◆ **Written exercise**
Copy every line from the material below that holds "TetherUS".
--- START Records shown ---
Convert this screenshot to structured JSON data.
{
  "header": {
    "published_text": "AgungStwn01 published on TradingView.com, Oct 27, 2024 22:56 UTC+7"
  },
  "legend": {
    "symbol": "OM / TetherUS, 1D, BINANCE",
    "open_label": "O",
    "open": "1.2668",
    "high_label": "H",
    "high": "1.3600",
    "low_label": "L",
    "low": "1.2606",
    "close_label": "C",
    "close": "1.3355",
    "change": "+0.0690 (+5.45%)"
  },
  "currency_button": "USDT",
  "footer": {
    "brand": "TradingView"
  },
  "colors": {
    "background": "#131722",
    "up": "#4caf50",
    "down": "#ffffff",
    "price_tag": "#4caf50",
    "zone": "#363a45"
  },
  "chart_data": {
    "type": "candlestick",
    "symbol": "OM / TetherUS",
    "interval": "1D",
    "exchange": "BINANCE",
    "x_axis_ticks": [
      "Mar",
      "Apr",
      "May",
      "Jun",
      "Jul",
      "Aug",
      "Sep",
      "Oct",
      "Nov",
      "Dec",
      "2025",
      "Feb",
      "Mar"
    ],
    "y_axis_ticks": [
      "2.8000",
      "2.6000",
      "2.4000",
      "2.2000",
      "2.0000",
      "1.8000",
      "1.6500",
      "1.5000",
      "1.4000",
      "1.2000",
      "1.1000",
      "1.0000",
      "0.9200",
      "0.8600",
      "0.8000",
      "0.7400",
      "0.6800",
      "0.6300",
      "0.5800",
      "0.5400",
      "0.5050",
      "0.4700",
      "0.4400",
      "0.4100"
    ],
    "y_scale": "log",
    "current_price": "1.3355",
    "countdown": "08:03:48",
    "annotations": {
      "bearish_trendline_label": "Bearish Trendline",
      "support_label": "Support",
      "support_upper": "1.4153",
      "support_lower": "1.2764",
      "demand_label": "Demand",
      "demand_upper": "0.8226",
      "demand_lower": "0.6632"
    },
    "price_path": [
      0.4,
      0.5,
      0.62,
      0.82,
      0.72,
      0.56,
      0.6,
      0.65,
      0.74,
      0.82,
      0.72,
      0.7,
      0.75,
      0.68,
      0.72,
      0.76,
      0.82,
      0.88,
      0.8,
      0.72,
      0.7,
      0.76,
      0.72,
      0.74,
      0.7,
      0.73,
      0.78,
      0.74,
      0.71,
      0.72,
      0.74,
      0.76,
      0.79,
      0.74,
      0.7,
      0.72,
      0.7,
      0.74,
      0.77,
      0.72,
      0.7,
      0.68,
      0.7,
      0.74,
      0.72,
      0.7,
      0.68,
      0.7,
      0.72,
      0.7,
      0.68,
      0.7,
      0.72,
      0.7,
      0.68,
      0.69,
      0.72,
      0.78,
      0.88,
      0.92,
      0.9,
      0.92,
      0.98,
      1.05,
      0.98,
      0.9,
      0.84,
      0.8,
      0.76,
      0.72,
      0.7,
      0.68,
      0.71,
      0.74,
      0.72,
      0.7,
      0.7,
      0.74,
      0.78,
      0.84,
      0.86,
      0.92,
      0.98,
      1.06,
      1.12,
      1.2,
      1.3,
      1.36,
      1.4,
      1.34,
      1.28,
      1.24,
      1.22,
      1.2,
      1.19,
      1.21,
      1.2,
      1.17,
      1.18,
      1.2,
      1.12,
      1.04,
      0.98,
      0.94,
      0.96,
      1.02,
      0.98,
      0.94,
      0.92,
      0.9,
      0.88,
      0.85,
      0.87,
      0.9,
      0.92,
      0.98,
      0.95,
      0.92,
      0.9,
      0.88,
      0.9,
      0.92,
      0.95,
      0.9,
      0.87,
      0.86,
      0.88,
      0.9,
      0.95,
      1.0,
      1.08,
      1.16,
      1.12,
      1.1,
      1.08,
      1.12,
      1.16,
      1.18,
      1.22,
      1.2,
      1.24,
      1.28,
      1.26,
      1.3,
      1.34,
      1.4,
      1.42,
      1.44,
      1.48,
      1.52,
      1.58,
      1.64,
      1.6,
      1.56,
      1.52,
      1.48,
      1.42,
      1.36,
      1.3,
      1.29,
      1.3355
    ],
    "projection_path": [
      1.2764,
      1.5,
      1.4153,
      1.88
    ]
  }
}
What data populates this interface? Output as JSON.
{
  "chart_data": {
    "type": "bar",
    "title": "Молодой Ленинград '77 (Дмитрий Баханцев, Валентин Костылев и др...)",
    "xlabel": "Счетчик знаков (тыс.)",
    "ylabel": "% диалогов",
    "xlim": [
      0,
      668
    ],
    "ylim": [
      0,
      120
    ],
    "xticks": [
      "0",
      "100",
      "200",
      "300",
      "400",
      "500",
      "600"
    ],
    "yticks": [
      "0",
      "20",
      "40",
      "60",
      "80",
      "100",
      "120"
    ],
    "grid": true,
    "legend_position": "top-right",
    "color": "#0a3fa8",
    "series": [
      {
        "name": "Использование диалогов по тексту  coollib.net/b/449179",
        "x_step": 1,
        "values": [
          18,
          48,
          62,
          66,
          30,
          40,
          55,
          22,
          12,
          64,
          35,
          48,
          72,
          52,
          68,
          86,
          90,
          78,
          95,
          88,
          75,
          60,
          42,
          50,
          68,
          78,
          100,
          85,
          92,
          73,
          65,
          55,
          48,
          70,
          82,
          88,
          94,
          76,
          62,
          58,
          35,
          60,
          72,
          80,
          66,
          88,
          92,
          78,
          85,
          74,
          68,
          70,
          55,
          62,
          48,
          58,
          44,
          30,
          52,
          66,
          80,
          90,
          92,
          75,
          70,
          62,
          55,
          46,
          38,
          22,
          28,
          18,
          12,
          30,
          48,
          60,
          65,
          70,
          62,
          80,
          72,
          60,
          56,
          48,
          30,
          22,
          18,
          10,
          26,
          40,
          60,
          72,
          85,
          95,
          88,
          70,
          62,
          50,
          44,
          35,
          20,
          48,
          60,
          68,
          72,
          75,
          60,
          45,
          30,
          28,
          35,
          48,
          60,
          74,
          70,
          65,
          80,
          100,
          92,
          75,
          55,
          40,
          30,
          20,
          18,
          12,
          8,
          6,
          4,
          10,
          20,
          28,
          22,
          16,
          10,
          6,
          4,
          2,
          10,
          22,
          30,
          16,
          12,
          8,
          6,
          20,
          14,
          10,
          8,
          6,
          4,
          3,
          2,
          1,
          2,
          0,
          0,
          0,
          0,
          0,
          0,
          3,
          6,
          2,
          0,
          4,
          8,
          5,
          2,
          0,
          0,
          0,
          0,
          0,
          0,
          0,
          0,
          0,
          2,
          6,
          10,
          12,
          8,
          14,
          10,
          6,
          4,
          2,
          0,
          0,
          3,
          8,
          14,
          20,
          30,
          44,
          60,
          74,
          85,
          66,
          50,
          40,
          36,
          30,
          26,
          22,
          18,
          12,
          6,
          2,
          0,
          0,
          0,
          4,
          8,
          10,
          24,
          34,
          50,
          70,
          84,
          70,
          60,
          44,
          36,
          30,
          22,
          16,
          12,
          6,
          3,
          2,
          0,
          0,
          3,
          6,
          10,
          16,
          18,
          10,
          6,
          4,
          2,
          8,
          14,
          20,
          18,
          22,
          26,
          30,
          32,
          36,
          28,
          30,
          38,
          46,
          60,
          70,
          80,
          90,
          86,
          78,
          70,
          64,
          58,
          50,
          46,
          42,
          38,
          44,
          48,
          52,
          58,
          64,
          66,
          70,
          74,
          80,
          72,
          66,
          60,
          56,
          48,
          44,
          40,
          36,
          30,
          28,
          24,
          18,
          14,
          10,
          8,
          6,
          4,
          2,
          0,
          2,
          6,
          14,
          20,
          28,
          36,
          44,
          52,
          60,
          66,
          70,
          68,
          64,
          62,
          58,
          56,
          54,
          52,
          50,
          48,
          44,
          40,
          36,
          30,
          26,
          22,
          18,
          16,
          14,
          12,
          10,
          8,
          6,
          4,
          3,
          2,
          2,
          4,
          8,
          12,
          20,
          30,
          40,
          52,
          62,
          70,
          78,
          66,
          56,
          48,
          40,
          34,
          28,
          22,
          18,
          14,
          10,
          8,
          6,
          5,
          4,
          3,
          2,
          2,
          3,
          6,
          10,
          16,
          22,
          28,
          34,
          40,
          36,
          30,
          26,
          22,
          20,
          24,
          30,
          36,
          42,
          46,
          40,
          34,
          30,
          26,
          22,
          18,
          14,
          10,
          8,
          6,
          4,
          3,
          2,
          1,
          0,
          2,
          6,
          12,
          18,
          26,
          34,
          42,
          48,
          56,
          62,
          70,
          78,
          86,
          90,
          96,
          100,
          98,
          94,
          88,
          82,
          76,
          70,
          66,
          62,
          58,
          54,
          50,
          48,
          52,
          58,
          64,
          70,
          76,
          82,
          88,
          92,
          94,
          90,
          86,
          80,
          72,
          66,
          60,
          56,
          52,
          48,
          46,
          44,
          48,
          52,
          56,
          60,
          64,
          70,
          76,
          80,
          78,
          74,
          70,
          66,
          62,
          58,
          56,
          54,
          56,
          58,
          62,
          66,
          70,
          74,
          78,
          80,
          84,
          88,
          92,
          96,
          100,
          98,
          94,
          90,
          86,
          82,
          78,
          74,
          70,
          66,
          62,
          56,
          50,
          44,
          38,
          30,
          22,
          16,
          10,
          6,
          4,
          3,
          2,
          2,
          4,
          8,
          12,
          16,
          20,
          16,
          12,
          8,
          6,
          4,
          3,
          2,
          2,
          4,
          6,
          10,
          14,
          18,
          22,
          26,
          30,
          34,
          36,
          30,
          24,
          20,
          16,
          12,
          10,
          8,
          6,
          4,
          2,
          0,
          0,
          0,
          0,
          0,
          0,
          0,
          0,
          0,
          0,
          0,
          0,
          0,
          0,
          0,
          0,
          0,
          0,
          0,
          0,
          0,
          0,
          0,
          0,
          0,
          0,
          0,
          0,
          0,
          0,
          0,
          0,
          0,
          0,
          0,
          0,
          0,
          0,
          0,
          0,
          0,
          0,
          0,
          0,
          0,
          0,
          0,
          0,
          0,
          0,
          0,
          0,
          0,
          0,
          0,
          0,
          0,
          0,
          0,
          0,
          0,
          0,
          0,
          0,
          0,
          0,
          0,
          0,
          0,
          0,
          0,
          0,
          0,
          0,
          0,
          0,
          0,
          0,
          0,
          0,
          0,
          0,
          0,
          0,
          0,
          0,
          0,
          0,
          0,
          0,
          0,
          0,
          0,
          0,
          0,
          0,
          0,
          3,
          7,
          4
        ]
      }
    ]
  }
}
--- END Records shown ---
◆ **Answer to this problem**
    "symbol": "OM / TetherUS, 1D, BINANCE",
    "symbol": "OM / TetherUS",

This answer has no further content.